WRITTEN REQUEST:
Pick out every line with the word "esternal" and copy it.
——
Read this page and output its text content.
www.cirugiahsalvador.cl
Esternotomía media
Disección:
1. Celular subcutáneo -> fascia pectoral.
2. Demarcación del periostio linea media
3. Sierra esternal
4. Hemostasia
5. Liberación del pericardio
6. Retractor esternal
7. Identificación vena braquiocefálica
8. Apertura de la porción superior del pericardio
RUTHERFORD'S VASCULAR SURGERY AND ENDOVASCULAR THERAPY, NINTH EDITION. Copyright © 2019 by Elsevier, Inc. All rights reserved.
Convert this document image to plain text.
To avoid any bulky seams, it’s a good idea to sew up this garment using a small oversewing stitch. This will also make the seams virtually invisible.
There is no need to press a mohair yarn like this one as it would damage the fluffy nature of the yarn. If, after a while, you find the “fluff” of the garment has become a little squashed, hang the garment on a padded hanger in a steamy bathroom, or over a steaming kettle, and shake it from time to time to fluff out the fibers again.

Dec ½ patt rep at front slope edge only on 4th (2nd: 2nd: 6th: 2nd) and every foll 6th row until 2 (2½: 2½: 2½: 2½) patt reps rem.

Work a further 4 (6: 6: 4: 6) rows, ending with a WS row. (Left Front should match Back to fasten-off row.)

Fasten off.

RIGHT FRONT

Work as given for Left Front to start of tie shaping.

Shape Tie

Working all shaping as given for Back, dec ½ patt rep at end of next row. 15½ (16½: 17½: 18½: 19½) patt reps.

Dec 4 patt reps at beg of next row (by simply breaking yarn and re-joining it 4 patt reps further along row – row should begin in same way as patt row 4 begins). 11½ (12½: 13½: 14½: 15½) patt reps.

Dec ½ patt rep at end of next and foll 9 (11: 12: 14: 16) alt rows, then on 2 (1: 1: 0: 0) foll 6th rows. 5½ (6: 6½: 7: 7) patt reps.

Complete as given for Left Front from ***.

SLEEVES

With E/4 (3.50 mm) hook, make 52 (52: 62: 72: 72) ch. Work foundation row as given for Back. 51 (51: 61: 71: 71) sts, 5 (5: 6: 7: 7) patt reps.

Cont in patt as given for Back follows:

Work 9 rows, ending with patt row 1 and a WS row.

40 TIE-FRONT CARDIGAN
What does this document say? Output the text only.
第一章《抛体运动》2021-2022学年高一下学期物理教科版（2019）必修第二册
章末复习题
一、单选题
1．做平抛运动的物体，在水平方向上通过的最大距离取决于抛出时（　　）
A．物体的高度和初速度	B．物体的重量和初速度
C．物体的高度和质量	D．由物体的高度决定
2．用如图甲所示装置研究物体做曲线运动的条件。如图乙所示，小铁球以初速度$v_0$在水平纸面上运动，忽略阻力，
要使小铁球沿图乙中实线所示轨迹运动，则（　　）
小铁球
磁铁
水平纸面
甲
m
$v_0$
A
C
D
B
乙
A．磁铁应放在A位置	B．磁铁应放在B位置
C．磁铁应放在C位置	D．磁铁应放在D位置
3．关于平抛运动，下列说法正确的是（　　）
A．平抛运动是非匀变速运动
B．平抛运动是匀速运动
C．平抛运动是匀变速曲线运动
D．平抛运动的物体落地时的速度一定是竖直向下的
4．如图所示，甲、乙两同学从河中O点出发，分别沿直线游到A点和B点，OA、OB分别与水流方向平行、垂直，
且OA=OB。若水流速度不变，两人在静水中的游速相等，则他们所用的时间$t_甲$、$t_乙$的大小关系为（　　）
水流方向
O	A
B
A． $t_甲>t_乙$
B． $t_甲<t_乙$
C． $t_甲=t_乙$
——
RESPONSE TO THIS EXERCISE:
3. Sierra esternal
6. Retractor esternal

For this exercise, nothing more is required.